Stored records
start

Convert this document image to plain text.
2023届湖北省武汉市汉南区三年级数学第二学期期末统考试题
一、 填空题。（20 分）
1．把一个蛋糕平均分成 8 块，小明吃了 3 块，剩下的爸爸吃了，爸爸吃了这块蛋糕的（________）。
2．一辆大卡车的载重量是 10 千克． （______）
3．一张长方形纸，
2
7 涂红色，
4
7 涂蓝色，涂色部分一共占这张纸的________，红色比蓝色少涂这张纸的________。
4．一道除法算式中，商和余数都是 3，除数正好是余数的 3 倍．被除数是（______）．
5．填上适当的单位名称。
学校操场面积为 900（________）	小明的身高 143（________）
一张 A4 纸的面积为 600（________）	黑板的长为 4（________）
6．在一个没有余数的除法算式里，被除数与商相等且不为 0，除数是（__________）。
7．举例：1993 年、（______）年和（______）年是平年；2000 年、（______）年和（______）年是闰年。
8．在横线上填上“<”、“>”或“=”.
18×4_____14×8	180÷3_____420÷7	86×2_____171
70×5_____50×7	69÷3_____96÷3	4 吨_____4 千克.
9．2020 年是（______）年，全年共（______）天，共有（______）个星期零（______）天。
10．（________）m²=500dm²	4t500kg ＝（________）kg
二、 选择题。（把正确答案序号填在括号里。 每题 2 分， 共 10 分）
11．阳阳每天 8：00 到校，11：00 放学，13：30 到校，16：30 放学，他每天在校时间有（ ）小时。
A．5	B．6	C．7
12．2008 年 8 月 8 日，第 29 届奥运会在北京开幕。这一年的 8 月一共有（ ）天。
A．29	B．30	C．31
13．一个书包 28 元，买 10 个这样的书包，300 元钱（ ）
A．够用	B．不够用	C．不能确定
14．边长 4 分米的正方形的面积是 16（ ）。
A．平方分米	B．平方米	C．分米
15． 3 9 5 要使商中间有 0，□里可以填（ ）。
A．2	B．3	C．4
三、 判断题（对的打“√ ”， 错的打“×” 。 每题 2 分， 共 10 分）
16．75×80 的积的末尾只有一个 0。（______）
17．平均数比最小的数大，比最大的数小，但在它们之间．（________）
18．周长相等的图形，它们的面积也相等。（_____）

end

**INSTRUCTIONS TO FOLLOW**:
Set all of the records down again, exactly as they stand.

**RESULT FOR THIS TASK**:
Convert this document image to plain text.
2023届湖北省武汉市汉南区三年级数学第二学期期末统考试题
一、 填空题。（20 分）
1．把一个蛋糕平均分成 8 块，小明吃了 3 块，剩下的爸爸吃了，爸爸吃了这块蛋糕的（________）。
2．一辆大卡车的载重量是 10 千克． （______）
3．一张长方形纸，
2
7 涂红色，
4
7 涂蓝色，涂色部分一共占这张纸的________，红色比蓝色少涂这张纸的________。
4．一道除法算式中，商和余数都是 3，除数正好是余数的 3 倍．被除数是（______）．
5．填上适当的单位名称。
学校操场面积为 900（________）	小明的身高 143（________）
一张 A4 纸的面积为 600（________）	黑板的长为 4（________）
6．在一个没有余数的除法算式里，被除数与商相等且不为 0，除数是（__________）。
7．举例：1993 年、（______）年和（______）年是平年；2000 年、（______）年和（______）年是闰年。
8．在横线上填上“<”、“>”或“=”.
18×4_____14×8	180÷3_____420÷7	86×2_____171
70×5_____50×7	69÷3_____96÷3	4 吨_____4 千克.
9．2020 年是（______）年，全年共（______）天，共有（______）个星期零（______）天。
10．（________）m²=500dm²	4t500kg ＝（________）kg
二、 选择题。（把正确答案序号填在括号里。 每题 2 分， 共 10 分）
11．阳阳每天 8：00 到校，11：00 放学，13：30 到校，16：30 放学，他每天在校时间有（ ）小时。
A．5	B．6	C．7
12．2008 年 8 月 8 日，第 29 届奥运会在北京开幕。这一年的 8 月一共有（ ）天。
A．29	B．30	C．31
13．一个书包 28 元，买 10 个这样的书包，300 元钱（ ）
A．够用	B．不够用	C．不能确定
14．边长 4 分米的正方形的面积是 16（ ）。
A．平方分米	B．平方米	C．分米
15． 3 9 5 要使商中间有 0，□里可以填（ ）。
A．2	B．3	C．4
三、 判断题（对的打“√ ”， 错的打“×” 。 每题 2 分， 共 10 分）
16．75×80 的积的末尾只有一个 0。（______）
17．平均数比最小的数大，比最大的数小，但在它们之间．（________）
18．周长相等的图形，它们的面积也相等。（_____）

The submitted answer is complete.